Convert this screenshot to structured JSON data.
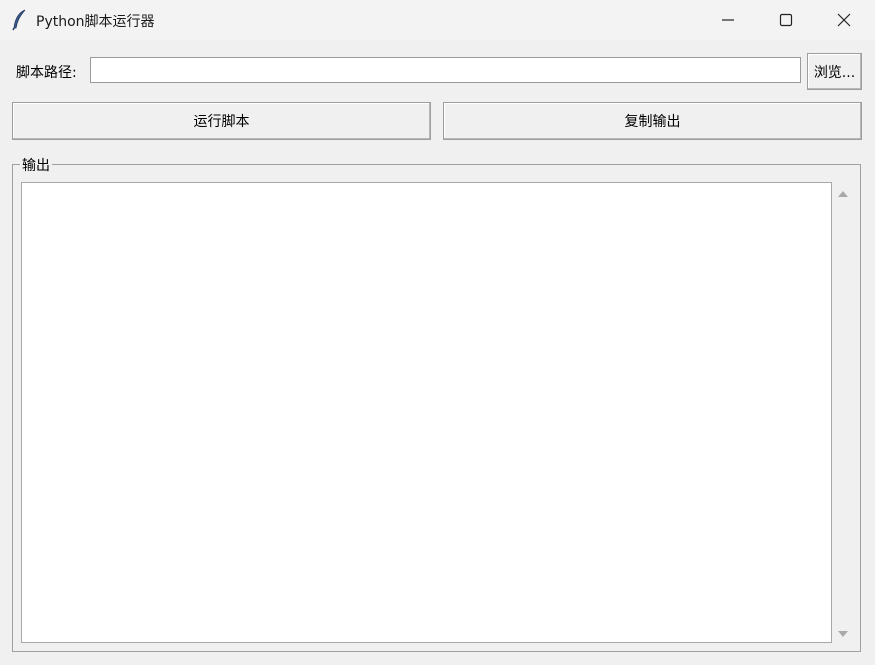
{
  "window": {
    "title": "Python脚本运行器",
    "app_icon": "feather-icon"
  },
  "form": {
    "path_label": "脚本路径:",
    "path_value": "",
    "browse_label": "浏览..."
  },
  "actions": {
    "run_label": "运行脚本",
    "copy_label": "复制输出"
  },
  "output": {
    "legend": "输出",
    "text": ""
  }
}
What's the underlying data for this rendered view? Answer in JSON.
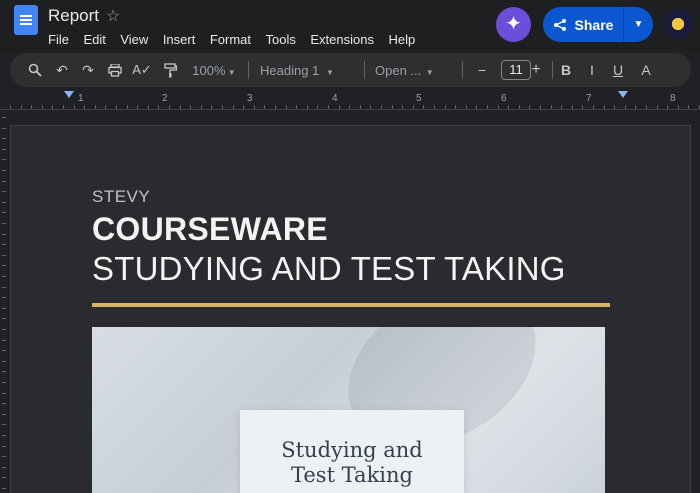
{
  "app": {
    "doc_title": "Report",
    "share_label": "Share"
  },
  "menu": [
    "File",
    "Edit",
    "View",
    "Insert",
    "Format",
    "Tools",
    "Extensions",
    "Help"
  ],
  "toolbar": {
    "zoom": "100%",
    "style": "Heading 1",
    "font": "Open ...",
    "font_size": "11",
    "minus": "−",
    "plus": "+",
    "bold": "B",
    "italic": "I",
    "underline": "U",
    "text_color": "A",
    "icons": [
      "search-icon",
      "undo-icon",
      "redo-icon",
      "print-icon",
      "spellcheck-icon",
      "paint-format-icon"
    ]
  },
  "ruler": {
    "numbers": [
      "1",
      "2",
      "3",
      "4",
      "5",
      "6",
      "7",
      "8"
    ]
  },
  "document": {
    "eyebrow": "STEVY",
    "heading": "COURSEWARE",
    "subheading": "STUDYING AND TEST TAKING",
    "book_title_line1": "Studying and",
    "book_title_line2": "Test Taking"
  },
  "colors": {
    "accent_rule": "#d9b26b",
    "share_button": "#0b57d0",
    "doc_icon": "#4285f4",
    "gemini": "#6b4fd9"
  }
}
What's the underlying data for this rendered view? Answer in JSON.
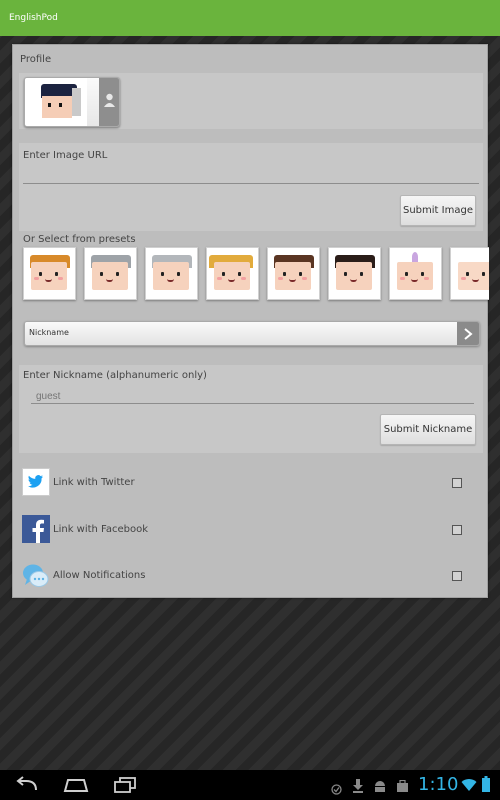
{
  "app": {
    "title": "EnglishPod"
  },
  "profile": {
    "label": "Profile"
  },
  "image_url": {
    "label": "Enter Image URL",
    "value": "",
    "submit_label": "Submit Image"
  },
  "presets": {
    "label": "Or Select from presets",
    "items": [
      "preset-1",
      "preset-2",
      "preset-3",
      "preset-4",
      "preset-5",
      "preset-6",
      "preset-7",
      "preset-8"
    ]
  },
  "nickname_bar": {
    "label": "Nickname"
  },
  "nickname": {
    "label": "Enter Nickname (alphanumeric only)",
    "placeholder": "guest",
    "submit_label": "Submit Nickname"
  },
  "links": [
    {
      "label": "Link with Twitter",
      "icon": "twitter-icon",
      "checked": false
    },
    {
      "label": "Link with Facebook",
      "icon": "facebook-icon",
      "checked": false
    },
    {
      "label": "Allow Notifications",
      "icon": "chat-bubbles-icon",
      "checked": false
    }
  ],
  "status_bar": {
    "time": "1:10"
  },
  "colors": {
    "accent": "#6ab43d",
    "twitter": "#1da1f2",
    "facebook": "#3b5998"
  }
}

WHAT YOU NEED TO DO
Find all lines with "Submit" in them and copy each one.

REPLY TO THE TASK
    "submit_label": "Submit Image"
    "submit_label": "Submit Nickname"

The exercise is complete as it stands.